Can you transcribe the data exactly? Leave the pictures out.

Dataset listings of figures:
----------

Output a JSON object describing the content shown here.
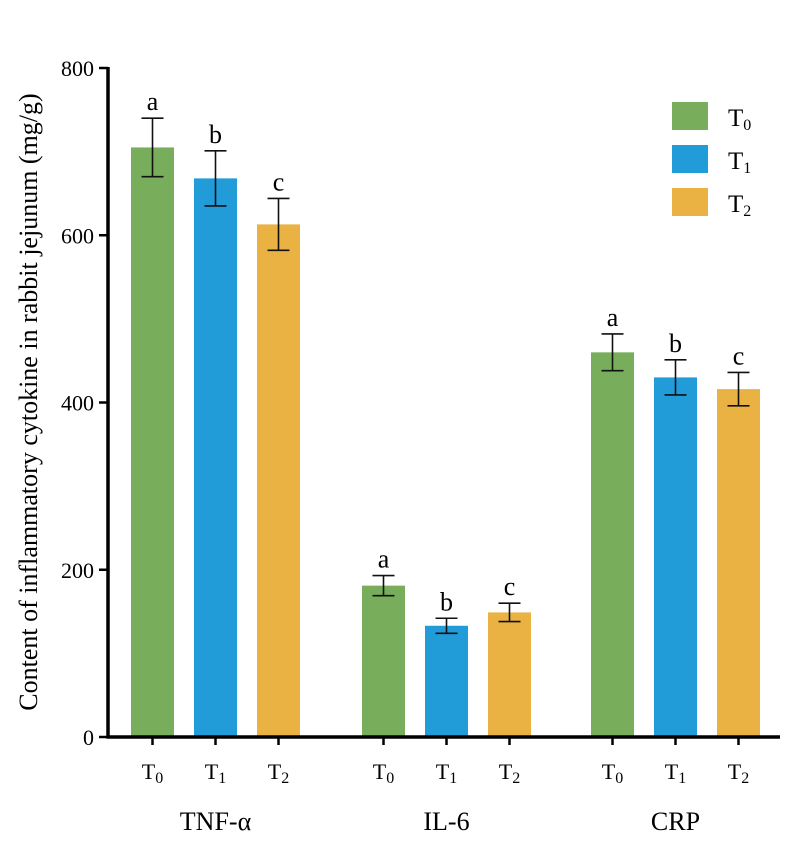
{
  "chart_data": {
    "type": "bar",
    "title": "",
    "xlabel": "",
    "ylabel": "Content of inflammatory cytokine in rabbit jejunum (mg/g)",
    "ylim": [
      0,
      800
    ],
    "yticks": [
      0,
      200,
      400,
      600,
      800
    ],
    "grid": false,
    "legend_position": "top-right",
    "categories": [
      "TNF-α",
      "IL-6",
      "CRP"
    ],
    "series": [
      {
        "name": "T0",
        "label_base": "T",
        "label_sub": "0",
        "color": "#77AD5B",
        "values": [
          705,
          181,
          460
        ],
        "errors": [
          35,
          12,
          22
        ],
        "letters": [
          "a",
          "a",
          "a"
        ]
      },
      {
        "name": "T1",
        "label_base": "T",
        "label_sub": "1",
        "color": "#229CD9",
        "values": [
          668,
          133,
          430
        ],
        "errors": [
          33,
          9,
          21
        ],
        "letters": [
          "b",
          "b",
          "b"
        ]
      },
      {
        "name": "T2",
        "label_base": "T",
        "label_sub": "2",
        "color": "#E9B242",
        "values": [
          613,
          149,
          416
        ],
        "errors": [
          31,
          11,
          20
        ],
        "letters": [
          "c",
          "c",
          "c"
        ]
      }
    ]
  }
}
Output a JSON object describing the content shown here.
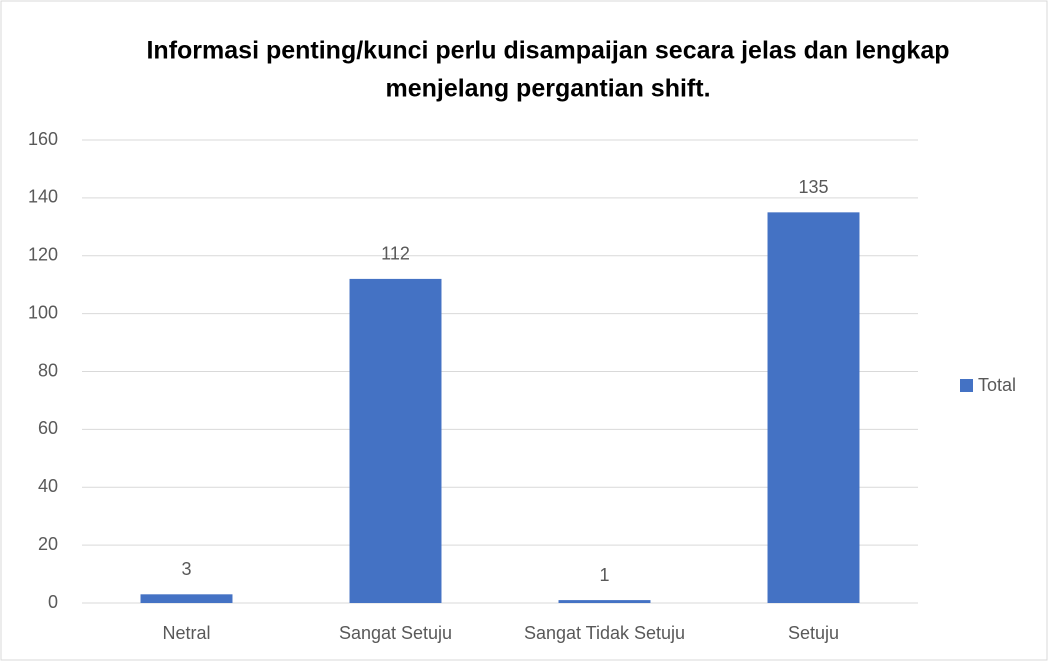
{
  "chart_data": {
    "type": "bar",
    "title": "Informasi penting/kunci perlu disampaijan secara jelas dan lengkap menjelang pergantian shift.",
    "categories": [
      "Netral",
      "Sangat Setuju",
      "Sangat Tidak Setuju",
      "Setuju"
    ],
    "series": [
      {
        "name": "Total",
        "color": "#4472c4",
        "values": [
          3,
          112,
          1,
          135
        ]
      }
    ],
    "ylim": [
      0,
      160
    ],
    "yticks": [
      0,
      20,
      40,
      60,
      80,
      100,
      120,
      140,
      160
    ],
    "grid": true,
    "legend": "right"
  }
}
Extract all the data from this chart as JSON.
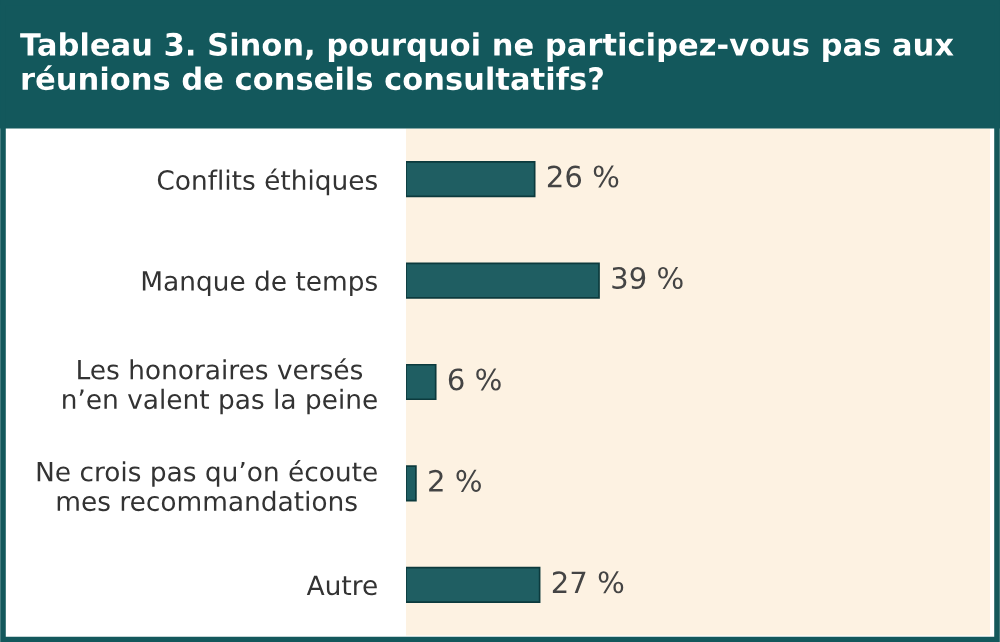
{
  "chart_data": {
    "type": "bar",
    "orientation": "horizontal",
    "title": "Tableau 3. Sinon, pourquoi ne participez-vous pas aux réunions de conseils consultatifs?",
    "categories": [
      "Conflits éthiques",
      "Manque de temps",
      "Les honoraires versés\nn’en valent pas la peine",
      "Ne crois pas qu’on écoute\nmes recommandations",
      "Autre"
    ],
    "values": [
      26,
      39,
      6,
      2,
      27
    ],
    "value_labels": [
      "26 %",
      "39 %",
      "6 %",
      "2 %",
      "27 %"
    ],
    "color": "#1f5e62",
    "xlim": [
      0,
      118
    ],
    "tick_labels": "y",
    "grid": false,
    "legend": false
  }
}
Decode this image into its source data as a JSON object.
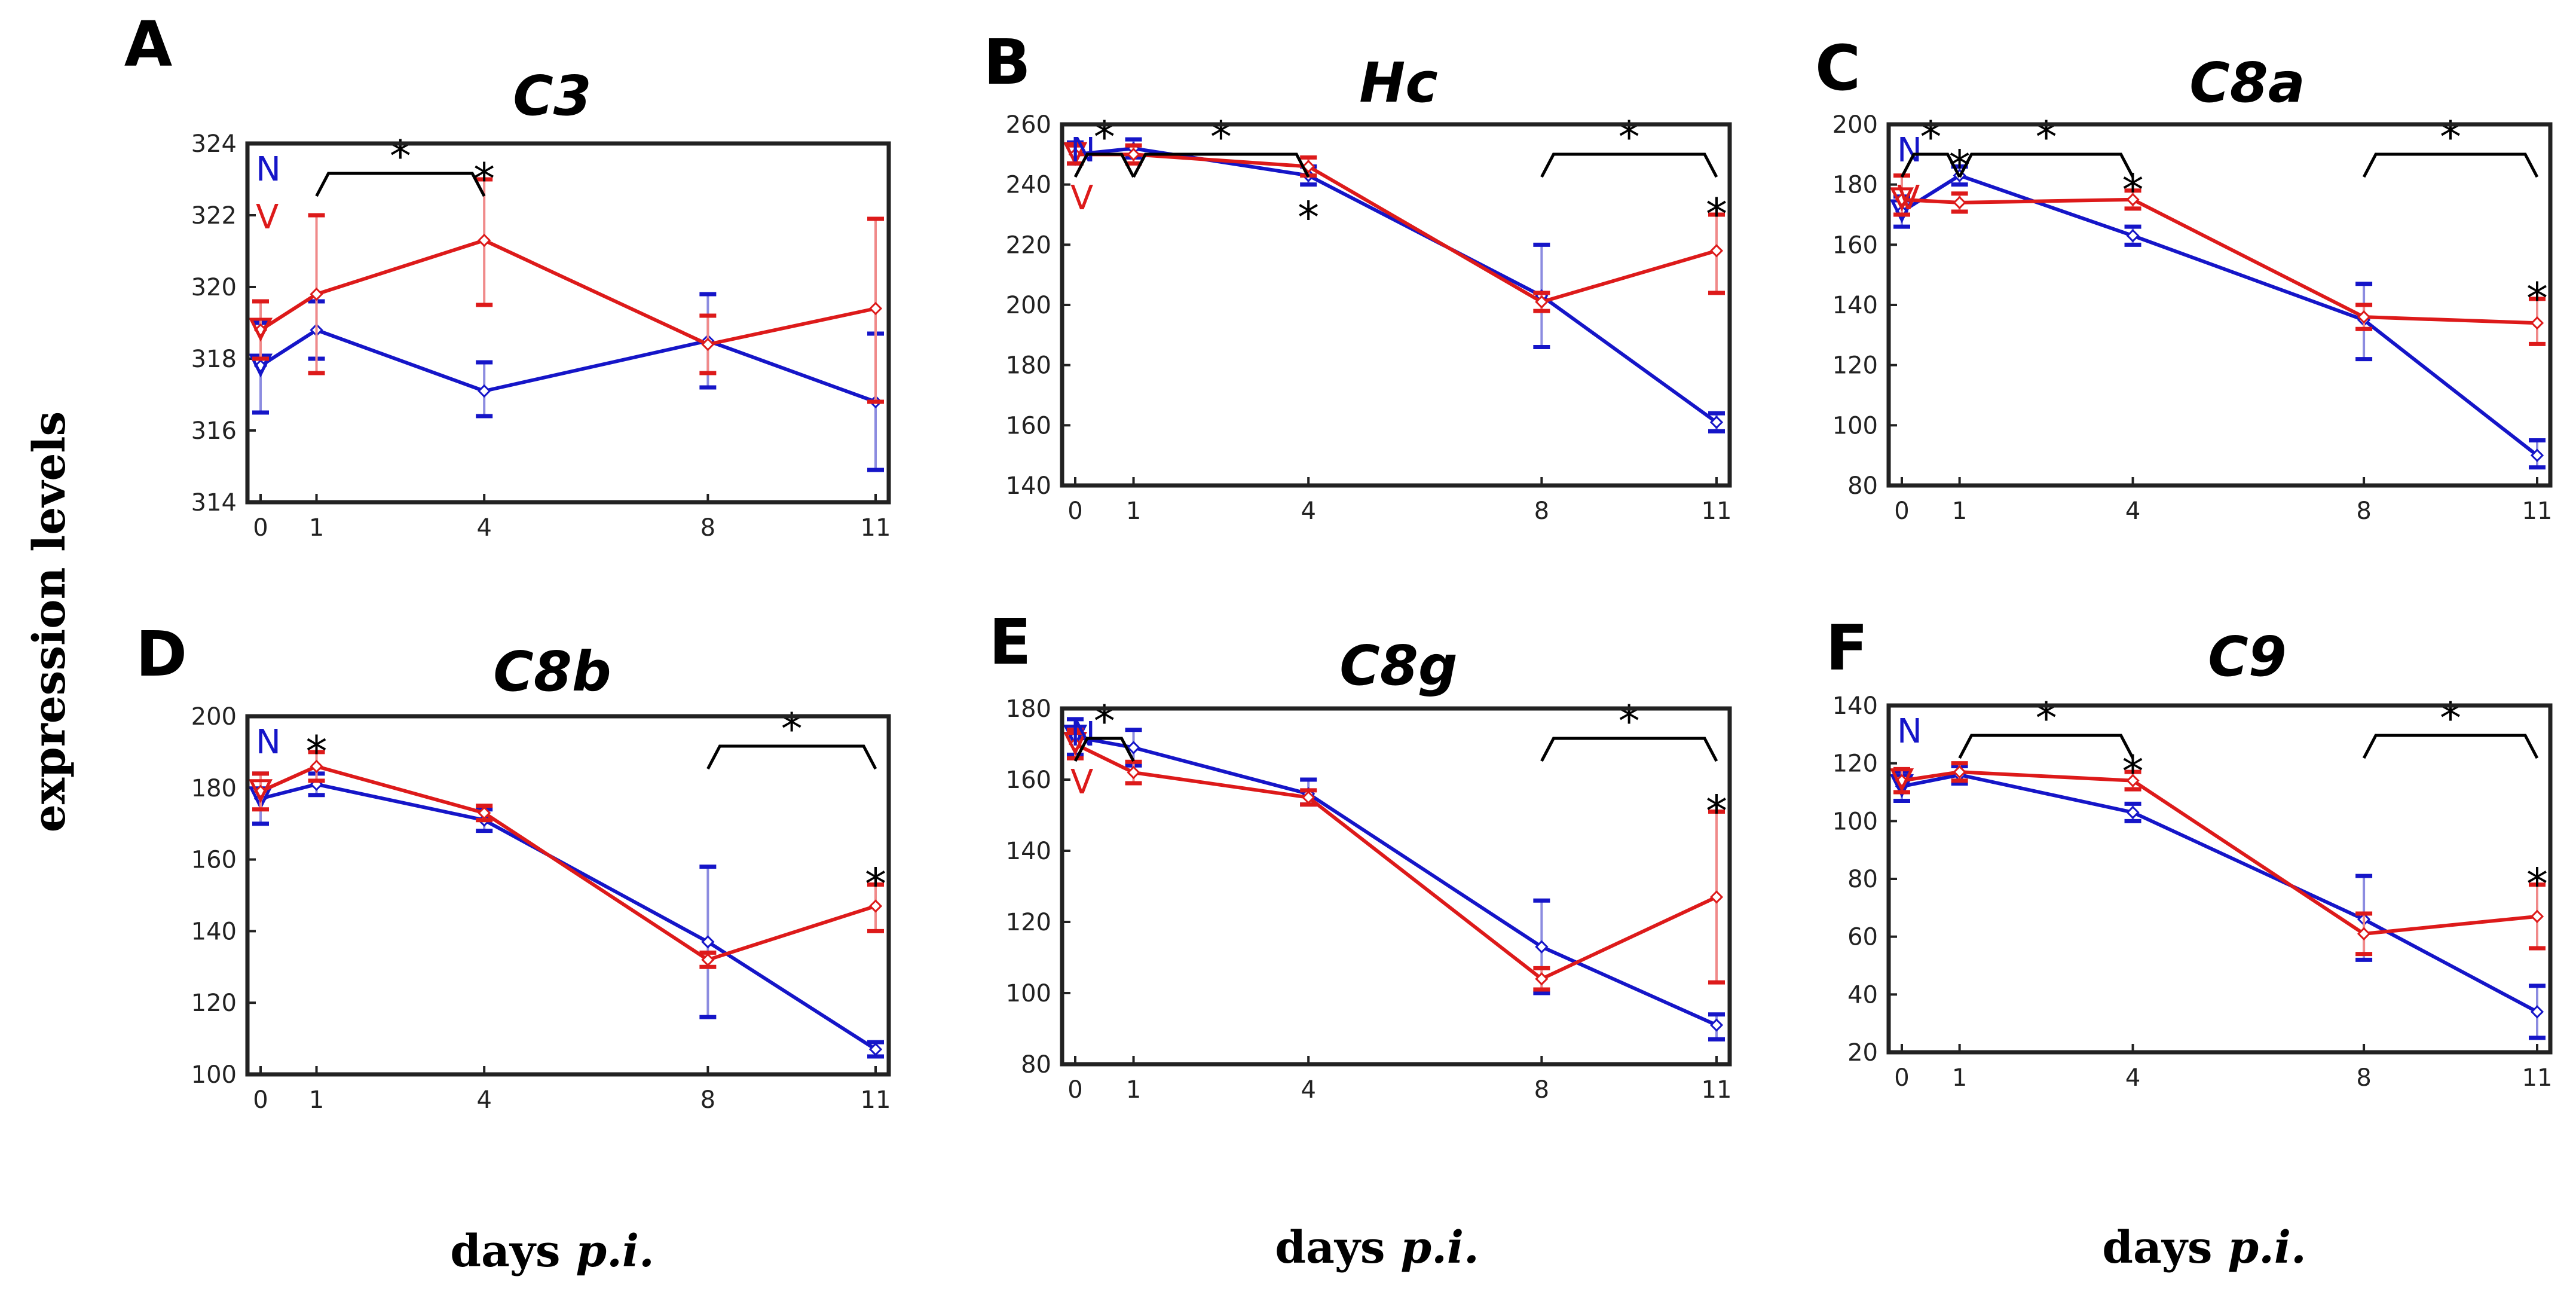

----------

## [FINISHED ANSWER]
Output a JSON object describing the content shown here.
{
  "chart_data": {
    "type": "bar",
    "title": "",
    "xlabel": "",
    "ylabel": "Content of inflammatory cytokine in rabbit jejunum (mg/g)",
    "ylim": [
      0,
      800
    ],
    "yticks": [
      0,
      200,
      400,
      600,
      800
    ],
    "grid": false,
    "legend_position": "top-right",
    "categories": [
      "TNF-α",
      "IL-6",
      "CRP"
    ],
    "series": [
      {
        "name": "T0",
        "label_base": "T",
        "label_sub": "0",
        "color": "#77AD5B",
        "values": [
          705,
          181,
          460
        ],
        "errors": [
          35,
          12,
          22
        ],
        "letters": [
          "a",
          "a",
          "a"
        ]
      },
      {
        "name": "T1",
        "label_base": "T",
        "label_sub": "1",
        "color": "#229CD9",
        "values": [
          668,
          133,
          430
        ],
        "errors": [
          33,
          9,
          21
        ],
        "letters": [
          "b",
          "b",
          "b"
        ]
      },
      {
        "name": "T2",
        "label_base": "T",
        "label_sub": "2",
        "color": "#E9B242",
        "values": [
          613,
          149,
          416
        ],
        "errors": [
          31,
          11,
          20
        ],
        "letters": [
          "c",
          "c",
          "c"
        ]
      }
    ]
  }
}
Output a JSON object describing the content shown here.
{
  "chart_data": {
    "type": "bar",
    "title": "Informasi penting/kunci perlu disampaijan secara jelas dan lengkap menjelang pergantian shift.",
    "categories": [
      "Netral",
      "Sangat Setuju",
      "Sangat Tidak Setuju",
      "Setuju"
    ],
    "series": [
      {
        "name": "Total",
        "color": "#4472c4",
        "values": [
          3,
          112,
          1,
          135
        ]
      }
    ],
    "ylim": [
      0,
      160
    ],
    "yticks": [
      0,
      20,
      40,
      60,
      80,
      100,
      120,
      140,
      160
    ],
    "grid": true,
    "legend": "right"
  }
}
Extract all the data from this chart as JSON.
{
  "chart_data": {
    "type": "bar",
    "orientation": "horizontal",
    "title": "Tableau 3. Sinon, pourquoi ne participez-vous pas aux réunions de conseils consultatifs?",
    "categories": [
      "Conflits éthiques",
      "Manque de temps",
      "Les honoraires versés\nn’en valent pas la peine",
      "Ne crois pas qu’on écoute\nmes recommandations",
      "Autre"
    ],
    "values": [
      26,
      39,
      6,
      2,
      27
    ],
    "value_labels": [
      "26 %",
      "39 %",
      "6 %",
      "2 %",
      "27 %"
    ],
    "color": "#1f5e62",
    "xlim": [
      0,
      118
    ],
    "tick_labels": "y",
    "grid": false,
    "legend": false
  }
}
Decode this image into its source data as a JSON object.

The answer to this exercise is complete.